MATERIAL:
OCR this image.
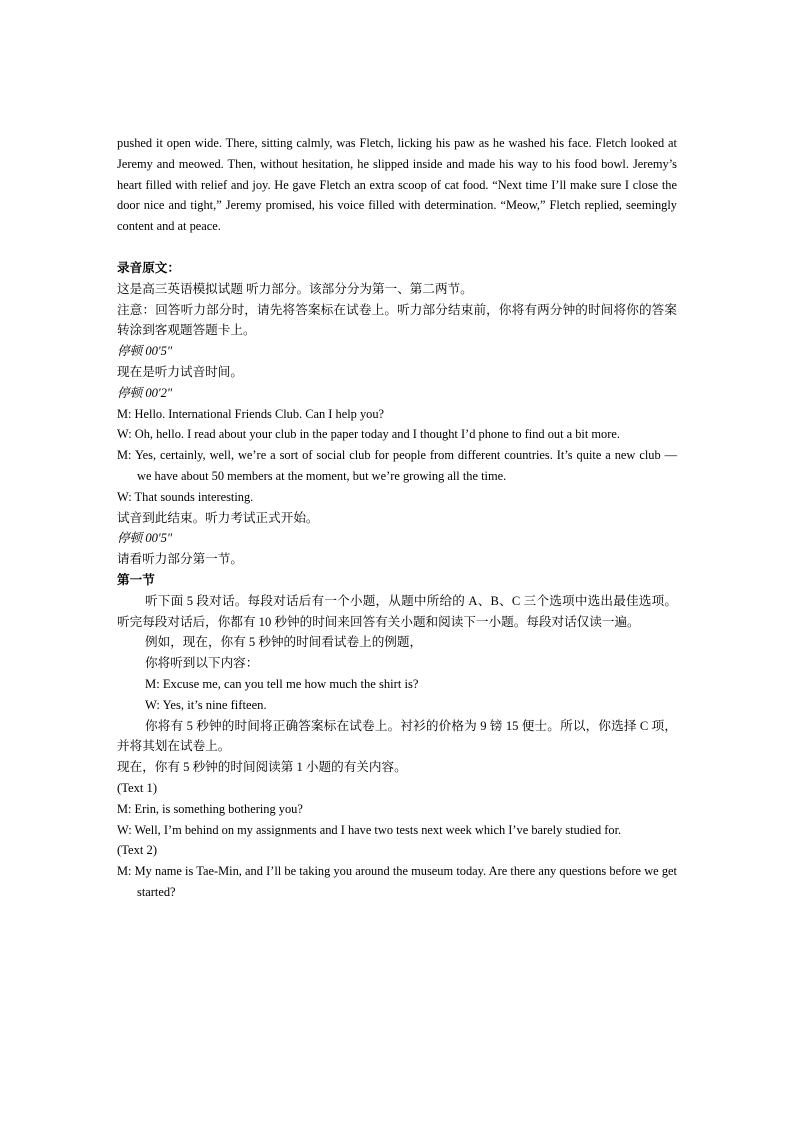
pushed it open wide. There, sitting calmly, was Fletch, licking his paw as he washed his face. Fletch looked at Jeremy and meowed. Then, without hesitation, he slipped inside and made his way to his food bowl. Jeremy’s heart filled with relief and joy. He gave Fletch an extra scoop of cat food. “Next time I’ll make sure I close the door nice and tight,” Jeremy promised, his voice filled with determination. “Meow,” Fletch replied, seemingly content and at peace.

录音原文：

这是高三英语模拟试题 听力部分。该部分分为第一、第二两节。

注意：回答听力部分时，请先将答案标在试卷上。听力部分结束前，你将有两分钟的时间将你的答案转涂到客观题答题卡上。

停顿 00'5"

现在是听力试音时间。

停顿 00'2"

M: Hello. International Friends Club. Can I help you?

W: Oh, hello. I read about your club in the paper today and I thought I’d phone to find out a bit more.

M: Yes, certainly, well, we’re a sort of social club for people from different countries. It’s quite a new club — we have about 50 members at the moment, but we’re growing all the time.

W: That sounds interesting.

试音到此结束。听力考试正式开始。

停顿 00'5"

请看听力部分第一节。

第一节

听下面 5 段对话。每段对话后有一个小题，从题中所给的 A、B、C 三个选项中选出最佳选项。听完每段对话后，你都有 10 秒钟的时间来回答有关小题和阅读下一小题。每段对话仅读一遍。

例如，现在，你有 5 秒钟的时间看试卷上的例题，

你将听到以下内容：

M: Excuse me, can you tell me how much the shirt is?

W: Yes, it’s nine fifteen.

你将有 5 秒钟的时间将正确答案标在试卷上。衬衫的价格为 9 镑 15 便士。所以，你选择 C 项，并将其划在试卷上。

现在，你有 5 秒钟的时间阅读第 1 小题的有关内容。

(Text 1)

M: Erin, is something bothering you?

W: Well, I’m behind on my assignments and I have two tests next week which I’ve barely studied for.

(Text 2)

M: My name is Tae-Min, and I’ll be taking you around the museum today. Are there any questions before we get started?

==

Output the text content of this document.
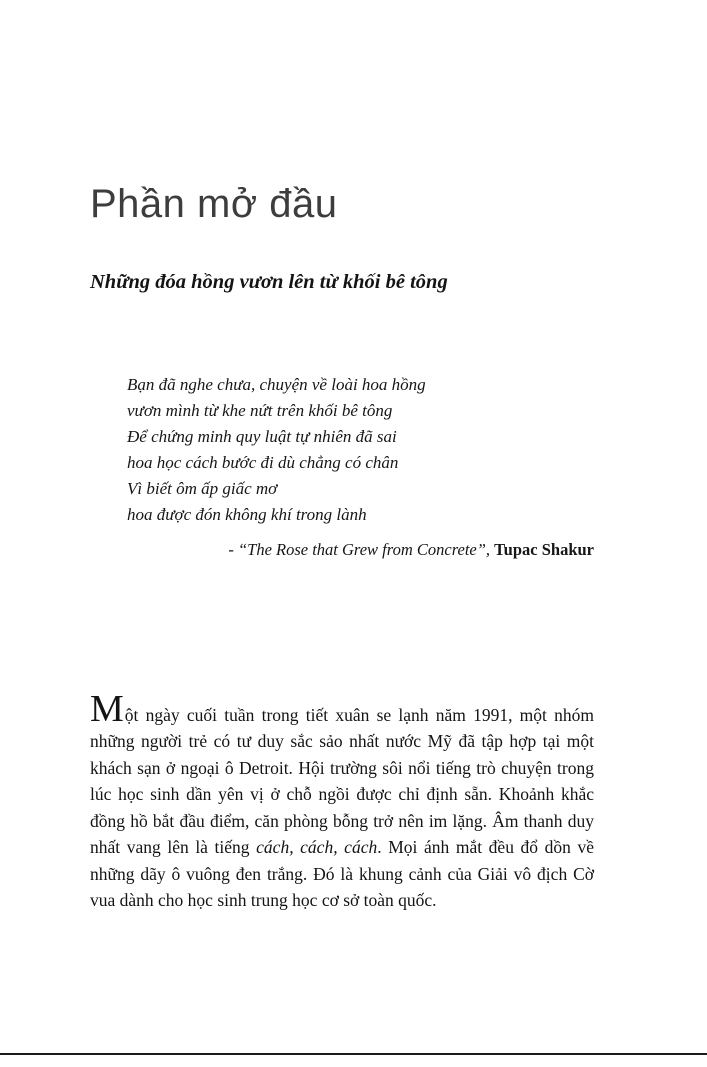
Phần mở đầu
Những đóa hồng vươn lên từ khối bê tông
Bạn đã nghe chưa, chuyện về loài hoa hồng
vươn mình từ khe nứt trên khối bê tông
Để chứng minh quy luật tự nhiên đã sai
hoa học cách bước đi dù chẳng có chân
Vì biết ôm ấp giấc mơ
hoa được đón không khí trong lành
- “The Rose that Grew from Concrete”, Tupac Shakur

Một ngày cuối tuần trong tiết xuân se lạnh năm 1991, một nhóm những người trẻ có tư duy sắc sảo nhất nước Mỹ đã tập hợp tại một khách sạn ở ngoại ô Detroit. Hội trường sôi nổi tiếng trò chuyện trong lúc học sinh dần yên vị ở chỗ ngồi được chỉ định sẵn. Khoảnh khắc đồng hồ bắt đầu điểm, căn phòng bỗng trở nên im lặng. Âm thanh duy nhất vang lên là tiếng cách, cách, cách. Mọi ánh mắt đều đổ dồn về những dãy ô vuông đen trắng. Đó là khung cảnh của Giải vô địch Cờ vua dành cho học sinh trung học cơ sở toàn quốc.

WHAT THE TASK REQUIRES:
Find all lines holding the string "from" and copy them.

TASK RESULT:
M: Yes, certainly, well, we’re a sort of social club for people from different countries. It’s quite a new club — we have about 50 members at the moment, but we’re growing all the time.
- “The Rose that Grew from Concrete”, Tupac Shakur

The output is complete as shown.